◆ Instruction
Output the records exactly. Include every line.

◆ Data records
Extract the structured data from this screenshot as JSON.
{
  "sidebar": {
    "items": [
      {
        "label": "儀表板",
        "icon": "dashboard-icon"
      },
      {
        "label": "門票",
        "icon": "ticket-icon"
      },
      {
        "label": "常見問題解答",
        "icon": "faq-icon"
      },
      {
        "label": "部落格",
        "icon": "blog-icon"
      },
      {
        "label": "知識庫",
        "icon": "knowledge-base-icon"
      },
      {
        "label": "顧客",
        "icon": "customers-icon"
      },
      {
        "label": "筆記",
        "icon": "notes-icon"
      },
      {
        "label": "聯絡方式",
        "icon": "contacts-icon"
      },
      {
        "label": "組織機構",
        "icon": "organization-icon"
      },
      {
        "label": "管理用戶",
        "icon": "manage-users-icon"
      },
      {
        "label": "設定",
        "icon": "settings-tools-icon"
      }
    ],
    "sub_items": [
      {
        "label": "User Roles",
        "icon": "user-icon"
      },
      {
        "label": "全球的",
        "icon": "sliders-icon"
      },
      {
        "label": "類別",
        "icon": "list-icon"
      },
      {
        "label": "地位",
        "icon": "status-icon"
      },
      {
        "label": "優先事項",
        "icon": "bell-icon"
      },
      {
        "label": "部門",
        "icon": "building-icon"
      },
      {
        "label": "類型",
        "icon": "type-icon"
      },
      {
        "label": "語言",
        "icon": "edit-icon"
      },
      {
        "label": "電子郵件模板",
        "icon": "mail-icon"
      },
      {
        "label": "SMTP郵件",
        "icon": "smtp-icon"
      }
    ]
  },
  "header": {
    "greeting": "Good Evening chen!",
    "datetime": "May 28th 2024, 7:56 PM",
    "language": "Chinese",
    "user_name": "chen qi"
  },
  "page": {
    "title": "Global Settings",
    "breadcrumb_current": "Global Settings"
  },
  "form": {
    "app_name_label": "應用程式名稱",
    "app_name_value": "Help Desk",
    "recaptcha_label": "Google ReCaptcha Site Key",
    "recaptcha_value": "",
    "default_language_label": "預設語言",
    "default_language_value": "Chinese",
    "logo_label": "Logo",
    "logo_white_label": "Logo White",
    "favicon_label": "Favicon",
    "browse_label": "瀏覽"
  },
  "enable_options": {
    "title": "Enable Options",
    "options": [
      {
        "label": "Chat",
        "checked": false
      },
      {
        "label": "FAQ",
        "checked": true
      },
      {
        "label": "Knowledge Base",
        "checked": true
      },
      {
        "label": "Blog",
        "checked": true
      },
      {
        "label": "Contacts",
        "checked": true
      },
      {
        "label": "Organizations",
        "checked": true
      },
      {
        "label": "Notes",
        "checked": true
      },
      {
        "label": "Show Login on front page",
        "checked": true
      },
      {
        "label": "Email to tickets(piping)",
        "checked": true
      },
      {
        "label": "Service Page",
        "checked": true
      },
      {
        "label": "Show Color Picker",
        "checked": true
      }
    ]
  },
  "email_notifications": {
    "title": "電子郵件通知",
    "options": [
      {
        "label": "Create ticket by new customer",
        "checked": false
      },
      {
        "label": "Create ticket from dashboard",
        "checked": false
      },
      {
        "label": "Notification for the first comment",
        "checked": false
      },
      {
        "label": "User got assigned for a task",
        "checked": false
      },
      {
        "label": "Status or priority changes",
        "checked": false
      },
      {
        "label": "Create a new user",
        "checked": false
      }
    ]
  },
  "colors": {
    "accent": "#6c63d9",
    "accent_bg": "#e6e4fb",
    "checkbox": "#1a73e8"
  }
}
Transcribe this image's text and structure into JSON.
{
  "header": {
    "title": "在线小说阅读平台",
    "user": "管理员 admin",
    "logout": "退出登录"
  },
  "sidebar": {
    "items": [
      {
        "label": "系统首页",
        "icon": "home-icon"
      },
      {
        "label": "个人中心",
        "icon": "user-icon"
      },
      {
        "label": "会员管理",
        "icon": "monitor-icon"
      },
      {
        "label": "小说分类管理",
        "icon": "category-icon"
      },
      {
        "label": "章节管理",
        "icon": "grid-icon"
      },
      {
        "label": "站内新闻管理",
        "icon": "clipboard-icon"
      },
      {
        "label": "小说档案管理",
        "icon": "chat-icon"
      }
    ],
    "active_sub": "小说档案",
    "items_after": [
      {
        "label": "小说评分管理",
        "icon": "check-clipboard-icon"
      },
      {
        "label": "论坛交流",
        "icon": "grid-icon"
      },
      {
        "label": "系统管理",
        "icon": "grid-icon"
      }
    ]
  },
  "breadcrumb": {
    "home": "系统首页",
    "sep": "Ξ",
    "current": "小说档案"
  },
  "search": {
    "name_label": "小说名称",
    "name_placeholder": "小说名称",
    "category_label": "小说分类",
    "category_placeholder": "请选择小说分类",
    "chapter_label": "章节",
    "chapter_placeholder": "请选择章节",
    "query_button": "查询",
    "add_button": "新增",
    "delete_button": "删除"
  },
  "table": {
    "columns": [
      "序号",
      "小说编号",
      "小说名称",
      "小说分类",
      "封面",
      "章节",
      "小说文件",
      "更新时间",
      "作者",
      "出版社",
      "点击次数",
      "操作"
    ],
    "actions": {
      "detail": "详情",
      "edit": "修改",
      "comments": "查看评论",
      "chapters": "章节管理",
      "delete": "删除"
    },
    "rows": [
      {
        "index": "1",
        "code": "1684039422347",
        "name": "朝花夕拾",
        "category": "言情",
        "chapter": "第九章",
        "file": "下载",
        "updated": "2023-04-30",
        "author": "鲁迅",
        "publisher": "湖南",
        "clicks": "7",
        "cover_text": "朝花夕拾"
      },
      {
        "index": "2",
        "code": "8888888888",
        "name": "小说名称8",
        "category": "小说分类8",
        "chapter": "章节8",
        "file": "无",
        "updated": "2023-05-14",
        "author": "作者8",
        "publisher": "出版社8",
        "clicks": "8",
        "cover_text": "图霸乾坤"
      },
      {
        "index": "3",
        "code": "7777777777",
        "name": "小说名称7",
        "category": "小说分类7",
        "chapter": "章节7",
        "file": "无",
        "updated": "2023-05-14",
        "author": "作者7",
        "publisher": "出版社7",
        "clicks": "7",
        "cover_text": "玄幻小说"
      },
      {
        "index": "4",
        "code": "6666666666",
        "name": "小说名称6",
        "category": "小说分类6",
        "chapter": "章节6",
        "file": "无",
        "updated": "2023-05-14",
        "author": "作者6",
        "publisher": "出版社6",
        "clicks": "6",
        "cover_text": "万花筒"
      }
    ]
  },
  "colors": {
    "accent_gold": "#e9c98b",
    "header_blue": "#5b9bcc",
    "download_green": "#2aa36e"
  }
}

◆ Response
Extract the structured data from this screenshot as JSON.
{
  "sidebar": {
    "items": [
      {
        "label": "儀表板",
        "icon": "dashboard-icon"
      },
      {
        "label": "門票",
        "icon": "ticket-icon"
      },
      {
        "label": "常見問題解答",
        "icon": "faq-icon"
      },
      {
        "label": "部落格",
        "icon": "blog-icon"
      },
      {
        "label": "知識庫",
        "icon": "knowledge-base-icon"
      },
      {
        "label": "顧客",
        "icon": "customers-icon"
      },
      {
        "label": "筆記",
        "icon": "notes-icon"
      },
      {
        "label": "聯絡方式",
        "icon": "contacts-icon"
      },
      {
        "label": "組織機構",
        "icon": "organization-icon"
      },
      {
        "label": "管理用戶",
        "icon": "manage-users-icon"
      },
      {
        "label": "設定",
        "icon": "settings-tools-icon"
      }
    ],
    "sub_items": [
      {
        "label": "User Roles",
        "icon": "user-icon"
      },
      {
        "label": "全球的",
        "icon": "sliders-icon"
      },
      {
        "label": "類別",
        "icon": "list-icon"
      },
      {
        "label": "地位",
        "icon": "status-icon"
      },
      {
        "label": "優先事項",
        "icon": "bell-icon"
      },
      {
        "label": "部門",
        "icon": "building-icon"
      },
      {
        "label": "類型",
        "icon": "type-icon"
      },
      {
        "label": "語言",
        "icon": "edit-icon"
      },
      {
        "label": "電子郵件模板",
        "icon": "mail-icon"
      },
      {
        "label": "SMTP郵件",
        "icon": "smtp-icon"
      }
    ]
  },
  "header": {
    "greeting": "Good Evening chen!",
    "datetime": "May 28th 2024, 7:56 PM",
    "language": "Chinese",
    "user_name": "chen qi"
  },
  "page": {
    "title": "Global Settings",
    "breadcrumb_current": "Global Settings"
  },
  "form": {
    "app_name_label": "應用程式名稱",
    "app_name_value": "Help Desk",
    "recaptcha_label": "Google ReCaptcha Site Key",
    "recaptcha_value": "",
    "default_language_label": "預設語言",
    "default_language_value": "Chinese",
    "logo_label": "Logo",
    "logo_white_label": "Logo White",
    "favicon_label": "Favicon",
    "browse_label": "瀏覽"
  },
  "enable_options": {
    "title": "Enable Options",
    "options": [
      {
        "label": "Chat",
        "checked": false
      },
      {
        "label": "FAQ",
        "checked": true
      },
      {
        "label": "Knowledge Base",
        "checked": true
      },
      {
        "label": "Blog",
        "checked": true
      },
      {
        "label": "Contacts",
        "checked": true
      },
      {
        "label": "Organizations",
        "checked": true
      },
      {
        "label": "Notes",
        "checked": true
      },
      {
        "label": "Show Login on front page",
        "checked": true
      },
      {
        "label": "Email to tickets(piping)",
        "checked": true
      },
      {
        "label": "Service Page",
        "checked": true
      },
      {
        "label": "Show Color Picker",
        "checked": true
      }
    ]
  },
  "email_notifications": {
    "title": "電子郵件通知",
    "options": [
      {
        "label": "Create ticket by new customer",
        "checked": false
      },
      {
        "label": "Create ticket from dashboard",
        "checked": false
      },
      {
        "label": "Notification for the first comment",
        "checked": false
      },
      {
        "label": "User got assigned for a task",
        "checked": false
      },
      {
        "label": "Status or priority changes",
        "checked": false
      },
      {
        "label": "Create a new user",
        "checked": false
      }
    ]
  },
  "colors": {
    "accent": "#6c63d9",
    "accent_bg": "#e6e4fb",
    "checkbox": "#1a73e8"
  }
}
Transcribe this image's text and structure into JSON.
{
  "header": {
    "title": "在线小说阅读平台",
    "user": "管理员 admin",
    "logout": "退出登录"
  },
  "sidebar": {
    "items": [
      {
        "label": "系统首页",
        "icon": "home-icon"
      },
      {
        "label": "个人中心",
        "icon": "user-icon"
      },
      {
        "label": "会员管理",
        "icon": "monitor-icon"
      },
      {
        "label": "小说分类管理",
        "icon": "category-icon"
      },
      {
        "label": "章节管理",
        "icon": "grid-icon"
      },
      {
        "label": "站内新闻管理",
        "icon": "clipboard-icon"
      },
      {
        "label": "小说档案管理",
        "icon": "chat-icon"
      }
    ],
    "active_sub": "小说档案",
    "items_after": [
      {
        "label": "小说评分管理",
        "icon": "check-clipboard-icon"
      },
      {
        "label": "论坛交流",
        "icon": "grid-icon"
      },
      {
        "label": "系统管理",
        "icon": "grid-icon"
      }
    ]
  },
  "breadcrumb": {
    "home": "系统首页",
    "sep": "Ξ",
    "current": "小说档案"
  },
  "search": {
    "name_label": "小说名称",
    "name_placeholder": "小说名称",
    "category_label": "小说分类",
    "category_placeholder": "请选择小说分类",
    "chapter_label": "章节",
    "chapter_placeholder": "请选择章节",
    "query_button": "查询",
    "add_button": "新增",
    "delete_button": "删除"
  },
  "table": {
    "columns": [
      "序号",
      "小说编号",
      "小说名称",
      "小说分类",
      "封面",
      "章节",
      "小说文件",
      "更新时间",
      "作者",
      "出版社",
      "点击次数",
      "操作"
    ],
    "actions": {
      "detail": "详情",
      "edit": "修改",
      "comments": "查看评论",
      "chapters": "章节管理",
      "delete": "删除"
    },
    "rows": [
      {
        "index": "1",
        "code": "1684039422347",
        "name": "朝花夕拾",
        "category": "言情",
        "chapter": "第九章",
        "file": "下载",
        "updated": "2023-04-30",
        "author": "鲁迅",
        "publisher": "湖南",
        "clicks": "7",
        "cover_text": "朝花夕拾"
      },
      {
        "index": "2",
        "code": "8888888888",
        "name": "小说名称8",
        "category": "小说分类8",
        "chapter": "章节8",
        "file": "无",
        "updated": "2023-05-14",
        "author": "作者8",
        "publisher": "出版社8",
        "clicks": "8",
        "cover_text": "图霸乾坤"
      },
      {
        "index": "3",
        "code": "7777777777",
        "name": "小说名称7",
        "category": "小说分类7",
        "chapter": "章节7",
        "file": "无",
        "updated": "2023-05-14",
        "author": "作者7",
        "publisher": "出版社7",
        "clicks": "7",
        "cover_text": "玄幻小说"
      },
      {
        "index": "4",
        "code": "6666666666",
        "name": "小说名称6",
        "category": "小说分类6",
        "chapter": "章节6",
        "file": "无",
        "updated": "2023-05-14",
        "author": "作者6",
        "publisher": "出版社6",
        "clicks": "6",
        "cover_text": "万花筒"
      }
    ]
  },
  "colors": {
    "accent_gold": "#e9c98b",
    "header_blue": "#5b9bcc",
    "download_green": "#2aa36e"
  }
}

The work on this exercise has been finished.